Rows from a figure dataset:
-------------------------

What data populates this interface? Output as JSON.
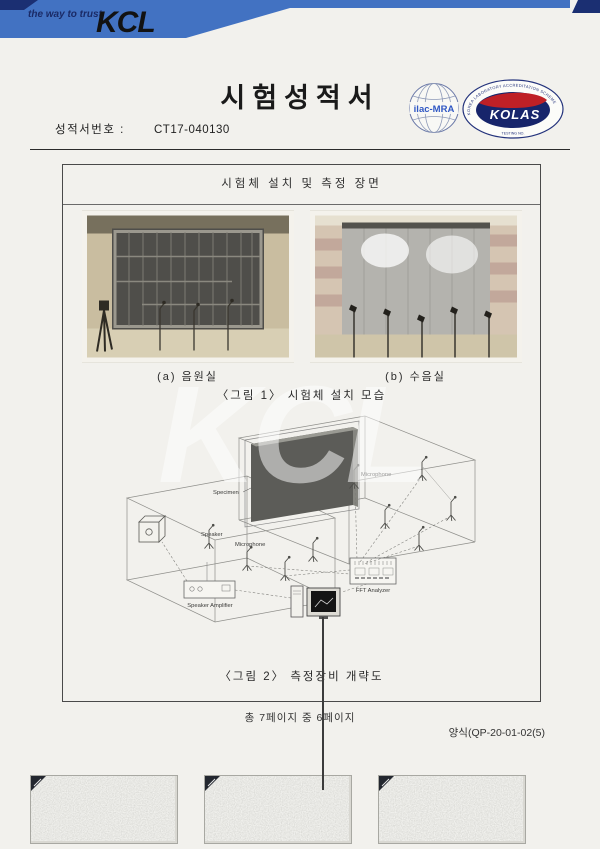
{
  "header": {
    "tagline": "the way to trust",
    "logo_text": "KCL",
    "banner_color": "#4272c2",
    "accent_navy": "#1b2f72"
  },
  "title": "시험성적서",
  "report": {
    "label": "성적서번호 :",
    "number": "CT17-040130"
  },
  "certifications": {
    "ilac_text": "ilac-MRA",
    "kolas_text": "KOLAS",
    "kolas_ring_text": "KOREA LABORATORY ACCREDITATION SCHEME",
    "kolas_bottom_text": "TESTING NO."
  },
  "figure_section": {
    "header": "시험체 설치 및 측정 장면",
    "photo_a_caption": "(a) 음원실",
    "photo_b_caption": "(b) 수음실",
    "figure1_caption": "〈그림 1〉 시험체 설치 모습",
    "figure2_caption": "〈그림 2〉 측정장비 개략도"
  },
  "diagram_labels": {
    "specimen": "Specimen",
    "microphone_receiving": "Microphone",
    "microphone_source": "Microphone",
    "speaker": "Speaker",
    "fft_analyzer": "FFT Analyzer",
    "speaker_amplifier": "Speaker Amplifier"
  },
  "watermark": "KCL",
  "footer": {
    "page_info": "총 7페이지 중 6페이지",
    "form_number": "양식(QP-20-01-02(5)"
  }
}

-------------------------

> [REQUIRED WORK]:
All records must be output exactly as they are, except for the pictures, which are left out.

> [RESULT]:
What data populates this interface? Output as JSON.
{
  "header": {
    "tagline": "the way to trust",
    "logo_text": "KCL",
    "banner_color": "#4272c2",
    "accent_navy": "#1b2f72"
  },
  "title": "시험성적서",
  "report": {
    "label": "성적서번호 :",
    "number": "CT17-040130"
  },
  "certifications": {
    "ilac_text": "ilac-MRA",
    "kolas_text": "KOLAS",
    "kolas_ring_text": "KOREA LABORATORY ACCREDITATION SCHEME",
    "kolas_bottom_text": "TESTING NO."
  },
  "figure_section": {
    "header": "시험체 설치 및 측정 장면",
    "photo_a_caption": "(a) 음원실",
    "photo_b_caption": "(b) 수음실",
    "figure1_caption": "〈그림 1〉 시험체 설치 모습",
    "figure2_caption": "〈그림 2〉 측정장비 개략도"
  },
  "diagram_labels": {
    "specimen": "Specimen",
    "microphone_receiving": "Microphone",
    "microphone_source": "Microphone",
    "speaker": "Speaker",
    "fft_analyzer": "FFT Analyzer",
    "speaker_amplifier": "Speaker Amplifier"
  },
  "watermark": "KCL",
  "footer": {
    "page_info": "총 7페이지 중 6페이지",
    "form_number": "양식(QP-20-01-02(5)"
  }
}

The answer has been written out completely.